WHAT TO PRODUCE:
Count how many lines of the records below contain the string "folder". Case counts. Reply with the number only.

Visual layout annotation data:

* * * * * * *

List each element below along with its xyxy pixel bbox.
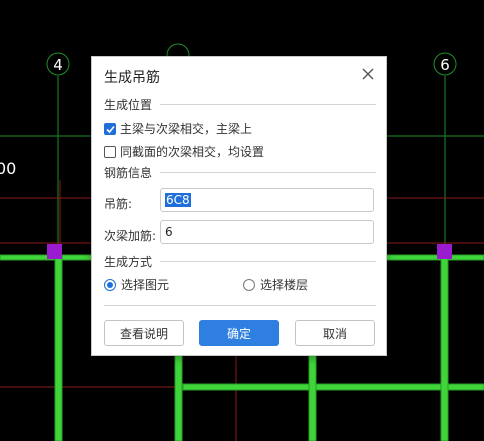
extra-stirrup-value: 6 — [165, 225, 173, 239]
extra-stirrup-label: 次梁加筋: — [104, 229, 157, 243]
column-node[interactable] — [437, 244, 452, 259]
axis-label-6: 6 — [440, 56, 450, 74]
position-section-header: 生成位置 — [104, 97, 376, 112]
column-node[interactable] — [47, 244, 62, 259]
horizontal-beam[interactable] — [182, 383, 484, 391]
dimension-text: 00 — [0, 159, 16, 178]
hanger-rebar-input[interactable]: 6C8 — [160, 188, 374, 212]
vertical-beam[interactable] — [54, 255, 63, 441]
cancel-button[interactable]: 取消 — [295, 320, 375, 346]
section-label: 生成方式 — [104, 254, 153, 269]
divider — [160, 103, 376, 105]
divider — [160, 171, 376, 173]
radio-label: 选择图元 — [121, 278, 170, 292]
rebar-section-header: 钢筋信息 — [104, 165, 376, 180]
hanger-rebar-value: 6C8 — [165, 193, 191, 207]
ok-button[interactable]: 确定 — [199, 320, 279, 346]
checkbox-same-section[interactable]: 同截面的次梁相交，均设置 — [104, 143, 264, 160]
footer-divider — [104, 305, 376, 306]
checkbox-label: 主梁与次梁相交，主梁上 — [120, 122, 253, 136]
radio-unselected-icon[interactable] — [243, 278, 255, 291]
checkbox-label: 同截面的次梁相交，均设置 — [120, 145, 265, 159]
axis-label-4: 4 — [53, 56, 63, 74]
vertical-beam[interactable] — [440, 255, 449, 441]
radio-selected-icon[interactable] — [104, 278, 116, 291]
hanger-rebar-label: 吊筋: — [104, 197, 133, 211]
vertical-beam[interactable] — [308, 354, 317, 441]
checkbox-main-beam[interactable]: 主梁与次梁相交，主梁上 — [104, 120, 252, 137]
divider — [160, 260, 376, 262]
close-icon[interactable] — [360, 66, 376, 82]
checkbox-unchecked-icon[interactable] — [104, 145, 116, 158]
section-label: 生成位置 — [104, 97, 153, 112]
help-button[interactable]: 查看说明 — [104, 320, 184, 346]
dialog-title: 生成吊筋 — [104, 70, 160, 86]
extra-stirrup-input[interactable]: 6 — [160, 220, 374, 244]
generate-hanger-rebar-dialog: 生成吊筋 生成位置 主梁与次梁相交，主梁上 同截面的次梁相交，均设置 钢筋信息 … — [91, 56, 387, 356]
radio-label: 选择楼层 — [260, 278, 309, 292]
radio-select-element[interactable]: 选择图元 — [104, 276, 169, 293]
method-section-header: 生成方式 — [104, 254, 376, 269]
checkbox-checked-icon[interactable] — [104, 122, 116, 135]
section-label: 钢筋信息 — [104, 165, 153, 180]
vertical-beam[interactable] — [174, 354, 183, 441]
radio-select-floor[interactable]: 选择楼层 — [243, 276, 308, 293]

* * * * * * *

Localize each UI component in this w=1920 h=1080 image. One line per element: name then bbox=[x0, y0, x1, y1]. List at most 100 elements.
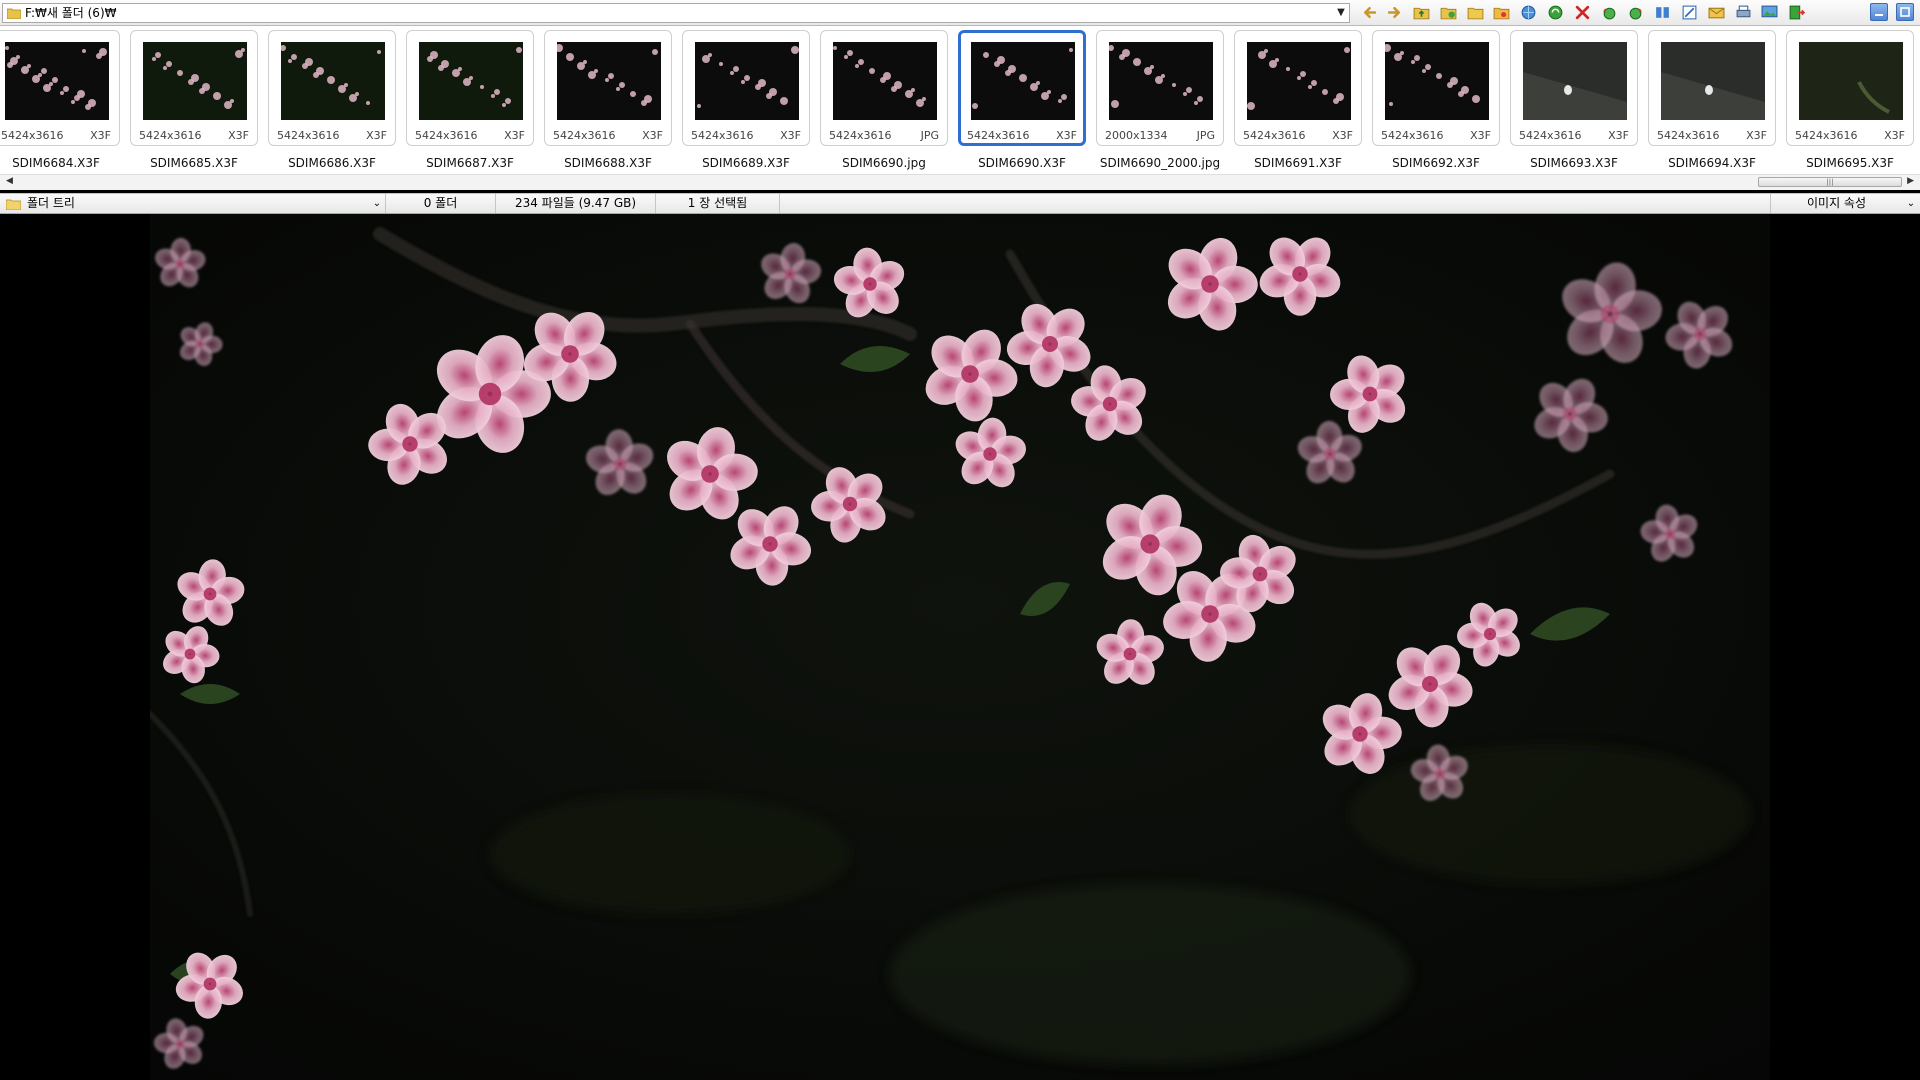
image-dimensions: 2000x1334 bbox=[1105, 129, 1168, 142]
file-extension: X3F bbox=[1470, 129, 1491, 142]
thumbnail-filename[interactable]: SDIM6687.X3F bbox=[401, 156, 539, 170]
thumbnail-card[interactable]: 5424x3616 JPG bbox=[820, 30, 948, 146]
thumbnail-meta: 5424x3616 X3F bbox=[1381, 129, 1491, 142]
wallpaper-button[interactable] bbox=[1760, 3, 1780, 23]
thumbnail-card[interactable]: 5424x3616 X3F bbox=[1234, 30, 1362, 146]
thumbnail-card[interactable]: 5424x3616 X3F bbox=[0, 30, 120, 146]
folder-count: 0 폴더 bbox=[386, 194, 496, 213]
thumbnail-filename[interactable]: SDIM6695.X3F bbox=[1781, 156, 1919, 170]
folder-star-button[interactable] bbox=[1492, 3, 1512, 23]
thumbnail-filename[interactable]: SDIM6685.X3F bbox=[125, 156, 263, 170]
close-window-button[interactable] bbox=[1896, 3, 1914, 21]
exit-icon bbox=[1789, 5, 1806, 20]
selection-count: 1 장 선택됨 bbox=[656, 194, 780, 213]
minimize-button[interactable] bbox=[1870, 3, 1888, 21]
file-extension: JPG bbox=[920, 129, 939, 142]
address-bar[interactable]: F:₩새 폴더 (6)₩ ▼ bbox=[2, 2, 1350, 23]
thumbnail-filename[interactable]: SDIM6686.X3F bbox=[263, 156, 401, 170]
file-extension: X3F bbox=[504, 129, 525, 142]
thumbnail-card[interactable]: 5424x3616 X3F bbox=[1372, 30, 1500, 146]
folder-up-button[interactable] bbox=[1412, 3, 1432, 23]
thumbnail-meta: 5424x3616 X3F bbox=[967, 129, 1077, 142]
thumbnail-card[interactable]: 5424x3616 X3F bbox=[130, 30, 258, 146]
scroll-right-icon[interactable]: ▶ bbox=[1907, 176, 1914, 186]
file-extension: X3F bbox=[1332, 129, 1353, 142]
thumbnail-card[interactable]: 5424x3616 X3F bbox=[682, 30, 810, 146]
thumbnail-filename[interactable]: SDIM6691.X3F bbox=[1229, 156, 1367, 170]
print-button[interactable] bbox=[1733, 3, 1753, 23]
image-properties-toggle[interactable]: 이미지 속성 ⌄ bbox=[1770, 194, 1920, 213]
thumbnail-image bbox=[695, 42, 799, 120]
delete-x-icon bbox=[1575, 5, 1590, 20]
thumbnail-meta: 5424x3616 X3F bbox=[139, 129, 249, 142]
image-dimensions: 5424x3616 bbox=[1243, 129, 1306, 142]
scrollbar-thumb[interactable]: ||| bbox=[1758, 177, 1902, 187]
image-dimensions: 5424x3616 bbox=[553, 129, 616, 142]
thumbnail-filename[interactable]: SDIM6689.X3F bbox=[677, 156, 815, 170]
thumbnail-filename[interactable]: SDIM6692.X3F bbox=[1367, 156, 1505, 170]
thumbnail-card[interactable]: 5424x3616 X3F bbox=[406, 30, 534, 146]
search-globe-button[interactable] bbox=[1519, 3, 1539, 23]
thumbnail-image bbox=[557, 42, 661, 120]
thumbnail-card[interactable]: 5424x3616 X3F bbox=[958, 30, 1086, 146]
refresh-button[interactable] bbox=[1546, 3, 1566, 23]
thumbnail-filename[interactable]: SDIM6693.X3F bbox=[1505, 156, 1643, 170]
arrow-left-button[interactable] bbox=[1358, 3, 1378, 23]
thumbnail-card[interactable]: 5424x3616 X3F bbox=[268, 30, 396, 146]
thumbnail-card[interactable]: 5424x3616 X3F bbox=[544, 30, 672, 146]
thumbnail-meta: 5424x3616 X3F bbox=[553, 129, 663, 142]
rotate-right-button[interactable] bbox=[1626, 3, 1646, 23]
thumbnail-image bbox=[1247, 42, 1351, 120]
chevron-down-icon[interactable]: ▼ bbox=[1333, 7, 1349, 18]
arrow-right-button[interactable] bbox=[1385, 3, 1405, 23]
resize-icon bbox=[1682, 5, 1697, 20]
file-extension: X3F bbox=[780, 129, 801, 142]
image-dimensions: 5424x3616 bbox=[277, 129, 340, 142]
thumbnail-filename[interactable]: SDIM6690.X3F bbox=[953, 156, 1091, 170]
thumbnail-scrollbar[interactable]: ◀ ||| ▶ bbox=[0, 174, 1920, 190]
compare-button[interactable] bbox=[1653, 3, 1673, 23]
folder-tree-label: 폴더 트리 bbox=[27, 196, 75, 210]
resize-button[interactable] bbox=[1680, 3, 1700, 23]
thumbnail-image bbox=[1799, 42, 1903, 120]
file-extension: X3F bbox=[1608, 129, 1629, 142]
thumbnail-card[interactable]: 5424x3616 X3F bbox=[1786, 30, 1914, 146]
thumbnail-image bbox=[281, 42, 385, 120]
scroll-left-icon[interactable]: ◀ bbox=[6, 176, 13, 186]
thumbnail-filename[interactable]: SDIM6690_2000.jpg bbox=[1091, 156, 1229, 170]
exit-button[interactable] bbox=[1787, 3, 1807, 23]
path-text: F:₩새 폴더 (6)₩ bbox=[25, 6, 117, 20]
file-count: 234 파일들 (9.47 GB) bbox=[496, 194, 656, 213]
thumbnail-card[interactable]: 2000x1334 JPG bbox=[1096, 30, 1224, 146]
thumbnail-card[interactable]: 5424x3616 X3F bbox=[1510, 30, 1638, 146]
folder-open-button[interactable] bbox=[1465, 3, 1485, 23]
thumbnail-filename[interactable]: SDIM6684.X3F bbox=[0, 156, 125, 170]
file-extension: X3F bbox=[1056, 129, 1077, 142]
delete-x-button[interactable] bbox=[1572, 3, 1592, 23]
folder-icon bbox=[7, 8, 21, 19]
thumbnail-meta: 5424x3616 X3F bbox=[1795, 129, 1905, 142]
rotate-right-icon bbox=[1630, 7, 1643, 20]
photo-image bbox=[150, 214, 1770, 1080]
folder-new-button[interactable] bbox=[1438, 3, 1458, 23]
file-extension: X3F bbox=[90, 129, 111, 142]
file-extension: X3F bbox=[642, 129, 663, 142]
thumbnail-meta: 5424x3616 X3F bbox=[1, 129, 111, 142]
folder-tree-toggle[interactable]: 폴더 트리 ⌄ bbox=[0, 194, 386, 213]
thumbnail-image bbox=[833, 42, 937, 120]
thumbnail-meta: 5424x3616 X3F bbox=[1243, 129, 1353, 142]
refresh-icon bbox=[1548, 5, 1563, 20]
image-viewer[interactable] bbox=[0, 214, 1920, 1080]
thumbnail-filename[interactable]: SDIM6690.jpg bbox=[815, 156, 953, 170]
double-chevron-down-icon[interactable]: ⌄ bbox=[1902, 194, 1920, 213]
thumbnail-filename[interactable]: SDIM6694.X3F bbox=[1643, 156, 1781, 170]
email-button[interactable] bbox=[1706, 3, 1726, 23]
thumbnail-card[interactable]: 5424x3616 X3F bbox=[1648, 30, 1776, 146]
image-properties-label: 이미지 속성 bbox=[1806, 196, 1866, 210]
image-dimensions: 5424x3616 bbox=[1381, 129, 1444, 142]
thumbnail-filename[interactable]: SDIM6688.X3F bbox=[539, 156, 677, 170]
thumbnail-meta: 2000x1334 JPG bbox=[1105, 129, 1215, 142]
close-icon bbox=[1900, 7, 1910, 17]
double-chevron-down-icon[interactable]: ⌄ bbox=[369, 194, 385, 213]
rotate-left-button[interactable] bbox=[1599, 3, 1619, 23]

* * * * * * *

EXERCISE SOLUTION:
8